TASK TO COMPLETE >> Transcribe the records that follow, preserving every word.

SOURCE RECORDS >>

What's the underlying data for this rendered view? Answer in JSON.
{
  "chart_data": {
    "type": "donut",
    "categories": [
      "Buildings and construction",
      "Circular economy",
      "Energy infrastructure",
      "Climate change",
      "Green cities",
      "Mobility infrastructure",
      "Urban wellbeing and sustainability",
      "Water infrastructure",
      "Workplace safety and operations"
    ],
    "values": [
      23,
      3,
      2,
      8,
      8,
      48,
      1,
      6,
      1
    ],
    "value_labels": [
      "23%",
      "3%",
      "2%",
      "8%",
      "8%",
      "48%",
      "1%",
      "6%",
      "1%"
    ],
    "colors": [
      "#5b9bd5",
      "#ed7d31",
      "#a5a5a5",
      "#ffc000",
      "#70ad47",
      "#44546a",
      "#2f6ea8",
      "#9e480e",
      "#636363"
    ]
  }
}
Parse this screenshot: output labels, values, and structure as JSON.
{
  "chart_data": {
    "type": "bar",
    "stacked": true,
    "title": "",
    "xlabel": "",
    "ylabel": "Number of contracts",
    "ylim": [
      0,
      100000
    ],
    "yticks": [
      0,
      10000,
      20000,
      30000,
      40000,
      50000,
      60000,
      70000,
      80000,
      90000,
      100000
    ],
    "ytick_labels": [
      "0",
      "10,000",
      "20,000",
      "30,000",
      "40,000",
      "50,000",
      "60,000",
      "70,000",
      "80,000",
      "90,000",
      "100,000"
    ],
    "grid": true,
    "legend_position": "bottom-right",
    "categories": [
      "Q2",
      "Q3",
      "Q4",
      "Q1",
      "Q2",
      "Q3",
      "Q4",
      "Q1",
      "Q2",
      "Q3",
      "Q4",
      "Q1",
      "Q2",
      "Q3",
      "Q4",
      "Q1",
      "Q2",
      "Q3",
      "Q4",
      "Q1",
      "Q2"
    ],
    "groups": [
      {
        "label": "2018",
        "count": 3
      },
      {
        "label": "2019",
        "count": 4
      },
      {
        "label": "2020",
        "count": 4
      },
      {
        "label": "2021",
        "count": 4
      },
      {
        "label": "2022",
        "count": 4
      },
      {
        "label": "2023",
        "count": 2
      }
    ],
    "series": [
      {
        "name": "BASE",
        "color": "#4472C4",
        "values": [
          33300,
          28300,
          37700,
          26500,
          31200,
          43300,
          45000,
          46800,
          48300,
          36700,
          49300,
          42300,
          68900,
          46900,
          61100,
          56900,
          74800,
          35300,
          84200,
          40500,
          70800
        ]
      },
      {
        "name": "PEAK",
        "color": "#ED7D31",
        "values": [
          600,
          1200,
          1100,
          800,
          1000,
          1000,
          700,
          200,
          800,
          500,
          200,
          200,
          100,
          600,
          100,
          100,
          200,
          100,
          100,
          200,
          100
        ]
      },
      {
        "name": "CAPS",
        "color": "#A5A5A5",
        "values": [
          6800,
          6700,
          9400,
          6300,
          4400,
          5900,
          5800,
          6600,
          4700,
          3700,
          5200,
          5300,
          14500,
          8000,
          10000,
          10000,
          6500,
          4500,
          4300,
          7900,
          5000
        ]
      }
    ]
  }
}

WRITTEN ANSWER >>
What's the underlying data for this rendered view? Answer in JSON.
{
  "chart_data": {
    "type": "donut",
    "categories": [
      "Buildings and construction",
      "Circular economy",
      "Energy infrastructure",
      "Climate change",
      "Green cities",
      "Mobility infrastructure",
      "Urban wellbeing and sustainability",
      "Water infrastructure",
      "Workplace safety and operations"
    ],
    "values": [
      23,
      3,
      2,
      8,
      8,
      48,
      1,
      6,
      1
    ],
    "value_labels": [
      "23%",
      "3%",
      "2%",
      "8%",
      "8%",
      "48%",
      "1%",
      "6%",
      "1%"
    ],
    "colors": [
      "#5b9bd5",
      "#ed7d31",
      "#a5a5a5",
      "#ffc000",
      "#70ad47",
      "#44546a",
      "#2f6ea8",
      "#9e480e",
      "#636363"
    ]
  }
}
Parse this screenshot: output labels, values, and structure as JSON.
{
  "chart_data": {
    "type": "bar",
    "stacked": true,
    "title": "",
    "xlabel": "",
    "ylabel": "Number of contracts",
    "ylim": [
      0,
      100000
    ],
    "yticks": [
      0,
      10000,
      20000,
      30000,
      40000,
      50000,
      60000,
      70000,
      80000,
      90000,
      100000
    ],
    "ytick_labels": [
      "0",
      "10,000",
      "20,000",
      "30,000",
      "40,000",
      "50,000",
      "60,000",
      "70,000",
      "80,000",
      "90,000",
      "100,000"
    ],
    "grid": true,
    "legend_position": "bottom-right",
    "categories": [
      "Q2",
      "Q3",
      "Q4",
      "Q1",
      "Q2",
      "Q3",
      "Q4",
      "Q1",
      "Q2",
      "Q3",
      "Q4",
      "Q1",
      "Q2",
      "Q3",
      "Q4",
      "Q1",
      "Q2",
      "Q3",
      "Q4",
      "Q1",
      "Q2"
    ],
    "groups": [
      {
        "label": "2018",
        "count": 3
      },
      {
        "label": "2019",
        "count": 4
      },
      {
        "label": "2020",
        "count": 4
      },
      {
        "label": "2021",
        "count": 4
      },
      {
        "label": "2022",
        "count": 4
      },
      {
        "label": "2023",
        "count": 2
      }
    ],
    "series": [
      {
        "name": "BASE",
        "color": "#4472C4",
        "values": [
          33300,
          28300,
          37700,
          26500,
          31200,
          43300,
          45000,
          46800,
          48300,
          36700,
          49300,
          42300,
          68900,
          46900,
          61100,
          56900,
          74800,
          35300,
          84200,
          40500,
          70800
        ]
      },
      {
        "name": "PEAK",
        "color": "#ED7D31",
        "values": [
          600,
          1200,
          1100,
          800,
          1000,
          1000,
          700,
          200,
          800,
          500,
          200,
          200,
          100,
          600,
          100,
          100,
          200,
          100,
          100,
          200,
          100
        ]
      },
      {
        "name": "CAPS",
        "color": "#A5A5A5",
        "values": [
          6800,
          6700,
          9400,
          6300,
          4400,
          5900,
          5800,
          6600,
          4700,
          3700,
          5200,
          5300,
          14500,
          8000,
          10000,
          10000,
          6500,
          4500,
          4300,
          7900,
          5000
        ]
      }
    ]
  }
}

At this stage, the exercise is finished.